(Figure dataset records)
***

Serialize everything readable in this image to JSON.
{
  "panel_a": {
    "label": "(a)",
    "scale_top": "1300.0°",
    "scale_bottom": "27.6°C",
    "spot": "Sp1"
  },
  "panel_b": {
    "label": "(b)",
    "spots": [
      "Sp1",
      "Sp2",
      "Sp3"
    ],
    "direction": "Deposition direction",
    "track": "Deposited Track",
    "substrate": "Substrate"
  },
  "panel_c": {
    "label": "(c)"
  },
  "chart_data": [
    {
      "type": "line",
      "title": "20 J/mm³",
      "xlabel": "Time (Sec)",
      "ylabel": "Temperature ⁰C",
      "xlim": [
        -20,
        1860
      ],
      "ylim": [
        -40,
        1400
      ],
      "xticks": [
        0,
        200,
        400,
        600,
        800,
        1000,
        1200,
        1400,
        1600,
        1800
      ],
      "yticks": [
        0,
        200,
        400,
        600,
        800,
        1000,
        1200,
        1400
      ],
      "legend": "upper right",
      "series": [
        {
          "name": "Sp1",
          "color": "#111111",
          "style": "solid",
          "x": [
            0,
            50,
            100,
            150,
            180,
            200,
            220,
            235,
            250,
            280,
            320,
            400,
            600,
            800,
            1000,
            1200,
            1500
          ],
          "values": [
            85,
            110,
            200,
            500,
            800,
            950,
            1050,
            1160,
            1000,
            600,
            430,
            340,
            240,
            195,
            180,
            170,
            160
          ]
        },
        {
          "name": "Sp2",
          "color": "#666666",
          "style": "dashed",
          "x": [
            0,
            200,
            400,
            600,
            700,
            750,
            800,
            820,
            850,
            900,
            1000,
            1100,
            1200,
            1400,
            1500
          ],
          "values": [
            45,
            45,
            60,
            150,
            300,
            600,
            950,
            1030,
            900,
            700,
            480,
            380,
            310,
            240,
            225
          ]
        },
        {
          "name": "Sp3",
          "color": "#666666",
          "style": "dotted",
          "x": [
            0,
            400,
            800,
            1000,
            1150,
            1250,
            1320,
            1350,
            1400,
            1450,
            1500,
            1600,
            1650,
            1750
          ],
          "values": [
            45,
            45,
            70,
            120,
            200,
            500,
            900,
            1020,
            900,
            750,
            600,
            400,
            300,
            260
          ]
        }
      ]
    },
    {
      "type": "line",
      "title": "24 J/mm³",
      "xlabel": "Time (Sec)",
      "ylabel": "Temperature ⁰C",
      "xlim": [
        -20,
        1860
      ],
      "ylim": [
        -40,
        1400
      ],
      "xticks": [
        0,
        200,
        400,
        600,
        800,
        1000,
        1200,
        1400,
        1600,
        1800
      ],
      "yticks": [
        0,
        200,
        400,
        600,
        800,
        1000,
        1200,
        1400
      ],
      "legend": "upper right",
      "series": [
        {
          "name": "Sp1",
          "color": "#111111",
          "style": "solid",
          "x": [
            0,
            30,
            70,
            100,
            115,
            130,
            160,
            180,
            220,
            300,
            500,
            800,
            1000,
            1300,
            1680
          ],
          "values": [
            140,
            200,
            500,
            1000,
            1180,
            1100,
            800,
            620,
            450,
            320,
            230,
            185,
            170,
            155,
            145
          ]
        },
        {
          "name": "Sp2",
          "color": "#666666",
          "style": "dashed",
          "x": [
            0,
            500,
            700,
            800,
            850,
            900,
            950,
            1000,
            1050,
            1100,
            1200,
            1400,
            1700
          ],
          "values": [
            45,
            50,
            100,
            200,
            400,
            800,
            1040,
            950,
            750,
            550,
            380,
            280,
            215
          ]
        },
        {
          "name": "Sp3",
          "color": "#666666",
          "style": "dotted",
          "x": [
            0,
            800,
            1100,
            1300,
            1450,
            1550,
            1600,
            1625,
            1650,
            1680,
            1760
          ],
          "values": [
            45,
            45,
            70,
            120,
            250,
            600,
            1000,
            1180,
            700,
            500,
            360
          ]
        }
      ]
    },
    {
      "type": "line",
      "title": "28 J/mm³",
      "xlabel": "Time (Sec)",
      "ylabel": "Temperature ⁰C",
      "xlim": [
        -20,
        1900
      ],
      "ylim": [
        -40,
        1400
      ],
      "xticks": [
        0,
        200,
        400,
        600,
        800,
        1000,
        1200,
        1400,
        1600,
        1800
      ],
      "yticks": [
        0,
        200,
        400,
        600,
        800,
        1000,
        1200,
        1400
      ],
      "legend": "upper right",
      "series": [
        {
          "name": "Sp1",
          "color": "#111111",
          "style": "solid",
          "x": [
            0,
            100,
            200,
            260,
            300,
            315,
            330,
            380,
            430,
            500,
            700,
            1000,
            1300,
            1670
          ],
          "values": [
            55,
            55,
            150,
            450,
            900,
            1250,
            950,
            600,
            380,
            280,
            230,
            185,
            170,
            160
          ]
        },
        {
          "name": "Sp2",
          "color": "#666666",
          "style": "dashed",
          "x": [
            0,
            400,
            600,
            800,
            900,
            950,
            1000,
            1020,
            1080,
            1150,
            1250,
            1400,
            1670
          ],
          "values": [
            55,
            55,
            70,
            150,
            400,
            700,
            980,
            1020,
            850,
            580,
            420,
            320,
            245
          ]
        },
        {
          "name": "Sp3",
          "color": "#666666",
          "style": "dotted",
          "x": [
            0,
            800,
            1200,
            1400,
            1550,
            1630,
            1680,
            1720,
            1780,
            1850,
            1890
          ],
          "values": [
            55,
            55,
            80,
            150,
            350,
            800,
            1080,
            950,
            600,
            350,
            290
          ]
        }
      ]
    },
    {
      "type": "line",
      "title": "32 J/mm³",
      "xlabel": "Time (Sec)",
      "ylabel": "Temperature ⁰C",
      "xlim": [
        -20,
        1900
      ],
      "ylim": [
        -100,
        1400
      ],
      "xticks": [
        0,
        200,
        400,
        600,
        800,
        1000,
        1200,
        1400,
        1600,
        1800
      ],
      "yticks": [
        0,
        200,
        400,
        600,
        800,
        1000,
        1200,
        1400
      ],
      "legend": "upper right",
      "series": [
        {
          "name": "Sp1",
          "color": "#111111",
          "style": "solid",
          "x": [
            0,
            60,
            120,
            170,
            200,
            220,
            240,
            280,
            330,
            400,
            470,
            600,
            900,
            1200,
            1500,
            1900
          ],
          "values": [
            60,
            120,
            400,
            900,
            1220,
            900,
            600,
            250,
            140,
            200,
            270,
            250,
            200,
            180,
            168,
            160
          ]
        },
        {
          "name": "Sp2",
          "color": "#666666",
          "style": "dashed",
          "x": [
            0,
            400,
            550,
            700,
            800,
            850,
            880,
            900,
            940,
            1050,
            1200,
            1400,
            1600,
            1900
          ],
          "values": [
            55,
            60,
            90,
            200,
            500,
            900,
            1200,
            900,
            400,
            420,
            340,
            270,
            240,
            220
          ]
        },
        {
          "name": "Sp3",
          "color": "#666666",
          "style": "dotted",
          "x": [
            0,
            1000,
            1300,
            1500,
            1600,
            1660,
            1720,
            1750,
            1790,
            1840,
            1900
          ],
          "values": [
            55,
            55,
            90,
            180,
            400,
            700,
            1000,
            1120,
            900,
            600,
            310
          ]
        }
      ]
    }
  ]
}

***

CHALLENGE - Copy every line exactly. Leave nothing out.

THE ANSWER -
Serialize everything readable in this image to JSON.
{
  "panel_a": {
    "label": "(a)",
    "scale_top": "1300.0°",
    "scale_bottom": "27.6°C",
    "spot": "Sp1"
  },
  "panel_b": {
    "label": "(b)",
    "spots": [
      "Sp1",
      "Sp2",
      "Sp3"
    ],
    "direction": "Deposition direction",
    "track": "Deposited Track",
    "substrate": "Substrate"
  },
  "panel_c": {
    "label": "(c)"
  },
  "chart_data": [
    {
      "type": "line",
      "title": "20 J/mm³",
      "xlabel": "Time (Sec)",
      "ylabel": "Temperature ⁰C",
      "xlim": [
        -20,
        1860
      ],
      "ylim": [
        -40,
        1400
      ],
      "xticks": [
        0,
        200,
        400,
        600,
        800,
        1000,
        1200,
        1400,
        1600,
        1800
      ],
      "yticks": [
        0,
        200,
        400,
        600,
        800,
        1000,
        1200,
        1400
      ],
      "legend": "upper right",
      "series": [
        {
          "name": "Sp1",
          "color": "#111111",
          "style": "solid",
          "x": [
            0,
            50,
            100,
            150,
            180,
            200,
            220,
            235,
            250,
            280,
            320,
            400,
            600,
            800,
            1000,
            1200,
            1500
          ],
          "values": [
            85,
            110,
            200,
            500,
            800,
            950,
            1050,
            1160,
            1000,
            600,
            430,
            340,
            240,
            195,
            180,
            170,
            160
          ]
        },
        {
          "name": "Sp2",
          "color": "#666666",
          "style": "dashed",
          "x": [
            0,
            200,
            400,
            600,
            700,
            750,
            800,
            820,
            850,
            900,
            1000,
            1100,
            1200,
            1400,
            1500
          ],
          "values": [
            45,
            45,
            60,
            150,
            300,
            600,
            950,
            1030,
            900,
            700,
            480,
            380,
            310,
            240,
            225
          ]
        },
        {
          "name": "Sp3",
          "color": "#666666",
          "style": "dotted",
          "x": [
            0,
            400,
            800,
            1000,
            1150,
            1250,
            1320,
            1350,
            1400,
            1450,
            1500,
            1600,
            1650,
            1750
          ],
          "values": [
            45,
            45,
            70,
            120,
            200,
            500,
            900,
            1020,
            900,
            750,
            600,
            400,
            300,
            260
          ]
        }
      ]
    },
    {
      "type": "line",
      "title": "24 J/mm³",
      "xlabel": "Time (Sec)",
      "ylabel": "Temperature ⁰C",
      "xlim": [
        -20,
        1860
      ],
      "ylim": [
        -40,
        1400
      ],
      "xticks": [
        0,
        200,
        400,
        600,
        800,
        1000,
        1200,
        1400,
        1600,
        1800
      ],
      "yticks": [
        0,
        200,
        400,
        600,
        800,
        1000,
        1200,
        1400
      ],
      "legend": "upper right",
      "series": [
        {
          "name": "Sp1",
          "color": "#111111",
          "style": "solid",
          "x": [
            0,
            30,
            70,
            100,
            115,
            130,
            160,
            180,
            220,
            300,
            500,
            800,
            1000,
            1300,
            1680
          ],
          "values": [
            140,
            200,
            500,
            1000,
            1180,
            1100,
            800,
            620,
            450,
            320,
            230,
            185,
            170,
            155,
            145
          ]
        },
        {
          "name": "Sp2",
          "color": "#666666",
          "style": "dashed",
          "x": [
            0,
            500,
            700,
            800,
            850,
            900,
            950,
            1000,
            1050,
            1100,
            1200,
            1400,
            1700
          ],
          "values": [
            45,
            50,
            100,
            200,
            400,
            800,
            1040,
            950,
            750,
            550,
            380,
            280,
            215
          ]
        },
        {
          "name": "Sp3",
          "color": "#666666",
          "style": "dotted",
          "x": [
            0,
            800,
            1100,
            1300,
            1450,
            1550,
            1600,
            1625,
            1650,
            1680,
            1760
          ],
          "values": [
            45,
            45,
            70,
            120,
            250,
            600,
            1000,
            1180,
            700,
            500,
            360
          ]
        }
      ]
    },
    {
      "type": "line",
      "title": "28 J/mm³",
      "xlabel": "Time (Sec)",
      "ylabel": "Temperature ⁰C",
      "xlim": [
        -20,
        1900
      ],
      "ylim": [
        -40,
        1400
      ],
      "xticks": [
        0,
        200,
        400,
        600,
        800,
        1000,
        1200,
        1400,
        1600,
        1800
      ],
      "yticks": [
        0,
        200,
        400,
        600,
        800,
        1000,
        1200,
        1400
      ],
      "legend": "upper right",
      "series": [
        {
          "name": "Sp1",
          "color": "#111111",
          "style": "solid",
          "x": [
            0,
            100,
            200,
            260,
            300,
            315,
            330,
            380,
            430,
            500,
            700,
            1000,
            1300,
            1670
          ],
          "values": [
            55,
            55,
            150,
            450,
            900,
            1250,
            950,
            600,
            380,
            280,
            230,
            185,
            170,
            160
          ]
        },
        {
          "name": "Sp2",
          "color": "#666666",
          "style": "dashed",
          "x": [
            0,
            400,
            600,
            800,
            900,
            950,
            1000,
            1020,
            1080,
            1150,
            1250,
            1400,
            1670
          ],
          "values": [
            55,
            55,
            70,
            150,
            400,
            700,
            980,
            1020,
            850,
            580,
            420,
            320,
            245
          ]
        },
        {
          "name": "Sp3",
          "color": "#666666",
          "style": "dotted",
          "x": [
            0,
            800,
            1200,
            1400,
            1550,
            1630,
            1680,
            1720,
            1780,
            1850,
            1890
          ],
          "values": [
            55,
            55,
            80,
            150,
            350,
            800,
            1080,
            950,
            600,
            350,
            290
          ]
        }
      ]
    },
    {
      "type": "line",
      "title": "32 J/mm³",
      "xlabel": "Time (Sec)",
      "ylabel": "Temperature ⁰C",
      "xlim": [
        -20,
        1900
      ],
      "ylim": [
        -100,
        1400
      ],
      "xticks": [
        0,
        200,
        400,
        600,
        800,
        1000,
        1200,
        1400,
        1600,
        1800
      ],
      "yticks": [
        0,
        200,
        400,
        600,
        800,
        1000,
        1200,
        1400
      ],
      "legend": "upper right",
      "series": [
        {
          "name": "Sp1",
          "color": "#111111",
          "style": "solid",
          "x": [
            0,
            60,
            120,
            170,
            200,
            220,
            240,
            280,
            330,
            400,
            470,
            600,
            900,
            1200,
            1500,
            1900
          ],
          "values": [
            60,
            120,
            400,
            900,
            1220,
            900,
            600,
            250,
            140,
            200,
            270,
            250,
            200,
            180,
            168,
            160
          ]
        },
        {
          "name": "Sp2",
          "color": "#666666",
          "style": "dashed",
          "x": [
            0,
            400,
            550,
            700,
            800,
            850,
            880,
            900,
            940,
            1050,
            1200,
            1400,
            1600,
            1900
          ],
          "values": [
            55,
            60,
            90,
            200,
            500,
            900,
            1200,
            900,
            400,
            420,
            340,
            270,
            240,
            220
          ]
        },
        {
          "name": "Sp3",
          "color": "#666666",
          "style": "dotted",
          "x": [
            0,
            1000,
            1300,
            1500,
            1600,
            1660,
            1720,
            1750,
            1790,
            1840,
            1900
          ],
          "values": [
            55,
            55,
            90,
            180,
            400,
            700,
            1000,
            1120,
            900,
            600,
            310
          ]
        }
      ]
    }
  ]
}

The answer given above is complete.